* [Supplied data]:

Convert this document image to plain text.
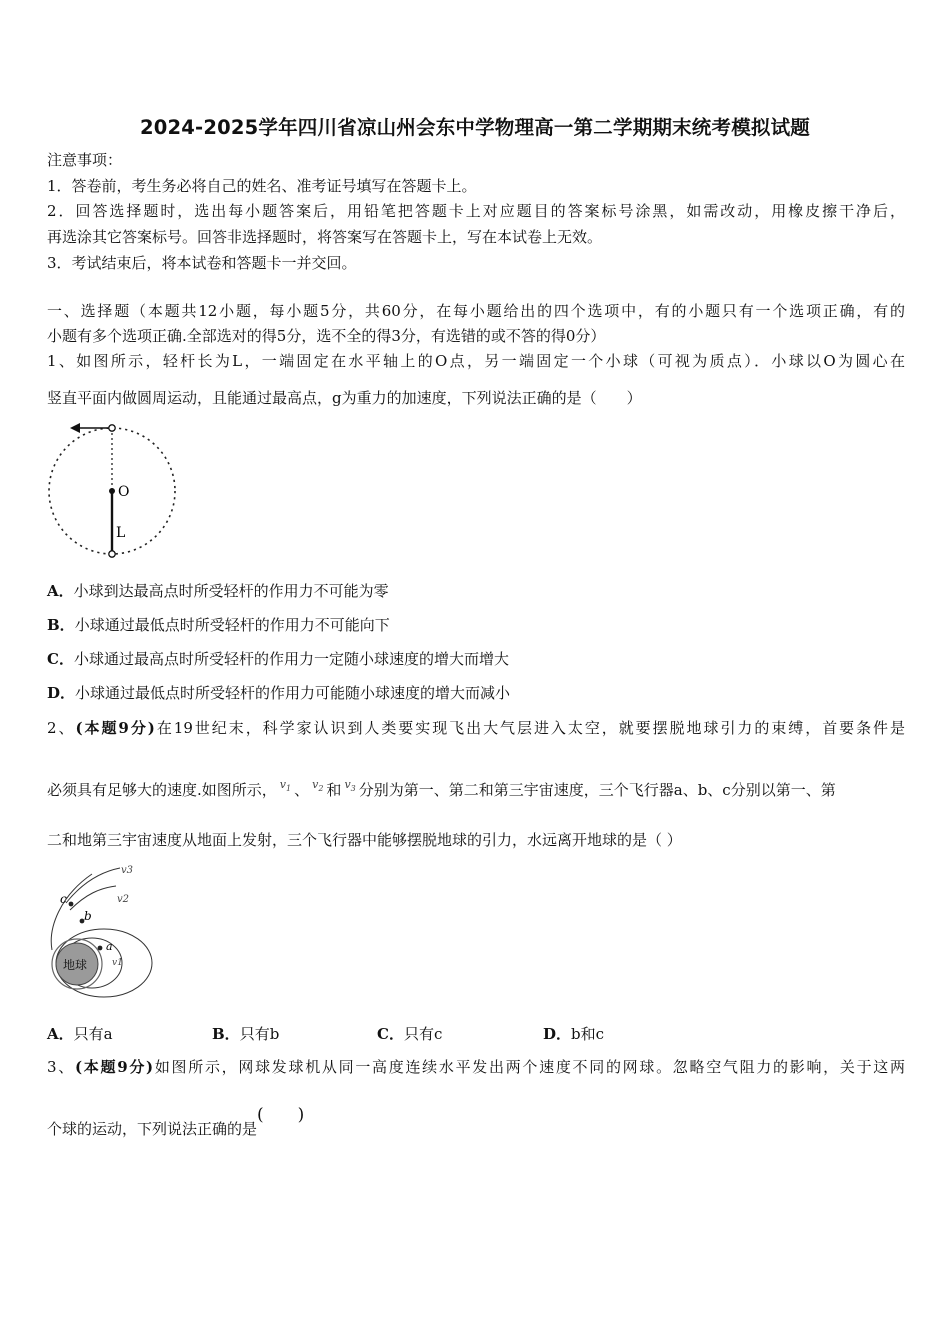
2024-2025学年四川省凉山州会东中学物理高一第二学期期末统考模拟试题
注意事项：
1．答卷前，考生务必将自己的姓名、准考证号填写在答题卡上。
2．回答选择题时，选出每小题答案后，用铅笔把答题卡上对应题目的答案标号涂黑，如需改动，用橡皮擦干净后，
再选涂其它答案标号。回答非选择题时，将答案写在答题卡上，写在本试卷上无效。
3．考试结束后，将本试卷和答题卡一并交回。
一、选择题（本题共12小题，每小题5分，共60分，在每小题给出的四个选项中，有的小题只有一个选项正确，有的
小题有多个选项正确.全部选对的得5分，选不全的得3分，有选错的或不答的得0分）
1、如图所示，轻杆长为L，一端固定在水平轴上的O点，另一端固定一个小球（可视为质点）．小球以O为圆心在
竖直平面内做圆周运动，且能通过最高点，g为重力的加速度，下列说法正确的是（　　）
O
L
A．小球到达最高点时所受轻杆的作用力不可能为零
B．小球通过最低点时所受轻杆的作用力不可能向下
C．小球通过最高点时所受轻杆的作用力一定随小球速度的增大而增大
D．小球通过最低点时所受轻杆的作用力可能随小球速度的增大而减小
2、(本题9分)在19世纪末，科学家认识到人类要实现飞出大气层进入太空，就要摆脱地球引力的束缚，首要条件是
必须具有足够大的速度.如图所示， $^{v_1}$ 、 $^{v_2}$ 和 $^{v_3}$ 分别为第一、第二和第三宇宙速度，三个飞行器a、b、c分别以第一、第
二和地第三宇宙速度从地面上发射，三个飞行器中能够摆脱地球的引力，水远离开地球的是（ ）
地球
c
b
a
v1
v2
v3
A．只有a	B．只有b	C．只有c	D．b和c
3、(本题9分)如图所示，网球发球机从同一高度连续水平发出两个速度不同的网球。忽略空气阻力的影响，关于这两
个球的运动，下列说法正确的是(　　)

==

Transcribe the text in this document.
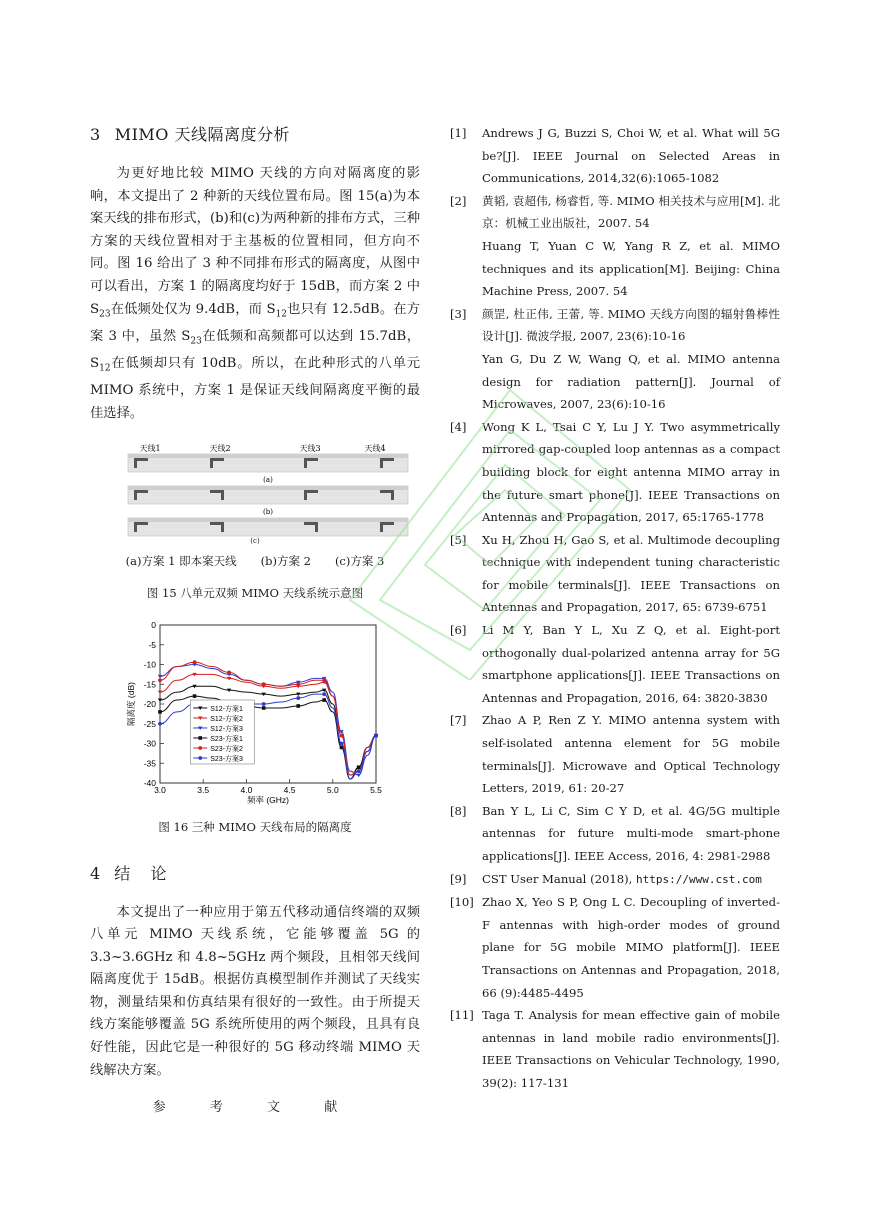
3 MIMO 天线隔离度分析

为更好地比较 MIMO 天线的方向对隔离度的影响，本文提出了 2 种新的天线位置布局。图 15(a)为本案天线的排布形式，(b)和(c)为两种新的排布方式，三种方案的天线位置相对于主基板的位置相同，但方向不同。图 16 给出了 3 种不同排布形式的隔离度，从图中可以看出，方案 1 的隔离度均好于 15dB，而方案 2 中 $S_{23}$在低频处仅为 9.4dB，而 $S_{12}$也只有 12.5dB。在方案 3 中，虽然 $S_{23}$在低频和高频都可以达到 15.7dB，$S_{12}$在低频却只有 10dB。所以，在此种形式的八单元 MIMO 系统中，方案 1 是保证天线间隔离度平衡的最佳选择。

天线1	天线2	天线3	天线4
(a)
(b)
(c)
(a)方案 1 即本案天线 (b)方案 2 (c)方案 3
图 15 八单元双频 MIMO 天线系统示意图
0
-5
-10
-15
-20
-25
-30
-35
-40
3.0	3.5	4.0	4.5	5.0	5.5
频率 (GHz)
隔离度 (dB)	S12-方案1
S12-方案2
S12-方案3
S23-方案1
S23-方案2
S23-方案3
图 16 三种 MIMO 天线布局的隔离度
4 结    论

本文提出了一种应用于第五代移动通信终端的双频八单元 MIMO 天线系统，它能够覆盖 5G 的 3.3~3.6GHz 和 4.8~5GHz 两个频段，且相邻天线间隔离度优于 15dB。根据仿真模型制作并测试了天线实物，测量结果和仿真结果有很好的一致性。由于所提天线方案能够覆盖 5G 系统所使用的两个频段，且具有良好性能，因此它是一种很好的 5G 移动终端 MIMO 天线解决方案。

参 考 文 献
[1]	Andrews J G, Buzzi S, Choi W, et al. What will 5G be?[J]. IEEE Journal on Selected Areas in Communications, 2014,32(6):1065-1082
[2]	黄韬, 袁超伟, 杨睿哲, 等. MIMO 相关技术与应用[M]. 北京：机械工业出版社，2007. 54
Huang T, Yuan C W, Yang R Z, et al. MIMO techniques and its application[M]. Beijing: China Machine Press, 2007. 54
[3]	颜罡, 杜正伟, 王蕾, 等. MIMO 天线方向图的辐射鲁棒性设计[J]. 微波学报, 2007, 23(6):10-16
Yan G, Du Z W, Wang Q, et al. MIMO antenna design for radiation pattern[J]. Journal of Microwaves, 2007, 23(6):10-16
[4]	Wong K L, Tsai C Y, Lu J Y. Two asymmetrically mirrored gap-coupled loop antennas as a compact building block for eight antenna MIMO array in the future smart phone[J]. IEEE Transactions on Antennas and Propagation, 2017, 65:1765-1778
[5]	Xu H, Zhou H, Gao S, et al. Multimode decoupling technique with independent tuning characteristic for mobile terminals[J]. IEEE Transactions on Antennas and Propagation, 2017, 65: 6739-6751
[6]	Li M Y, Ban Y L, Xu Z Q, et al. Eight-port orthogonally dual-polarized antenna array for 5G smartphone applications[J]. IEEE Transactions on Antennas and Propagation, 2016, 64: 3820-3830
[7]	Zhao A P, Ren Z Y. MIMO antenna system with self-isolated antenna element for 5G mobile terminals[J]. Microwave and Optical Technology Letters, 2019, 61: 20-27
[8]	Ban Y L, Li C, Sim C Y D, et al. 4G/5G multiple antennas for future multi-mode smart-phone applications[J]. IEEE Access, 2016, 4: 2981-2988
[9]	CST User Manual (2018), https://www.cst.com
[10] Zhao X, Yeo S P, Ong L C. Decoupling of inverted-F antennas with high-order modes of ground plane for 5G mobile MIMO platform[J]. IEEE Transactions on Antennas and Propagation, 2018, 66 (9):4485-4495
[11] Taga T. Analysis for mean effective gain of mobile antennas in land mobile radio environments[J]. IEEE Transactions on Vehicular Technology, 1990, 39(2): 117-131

* [Stated task]:
Work out how many lines of the data above contain the string "with" and give the number alone.

* [Solution to this task]:
3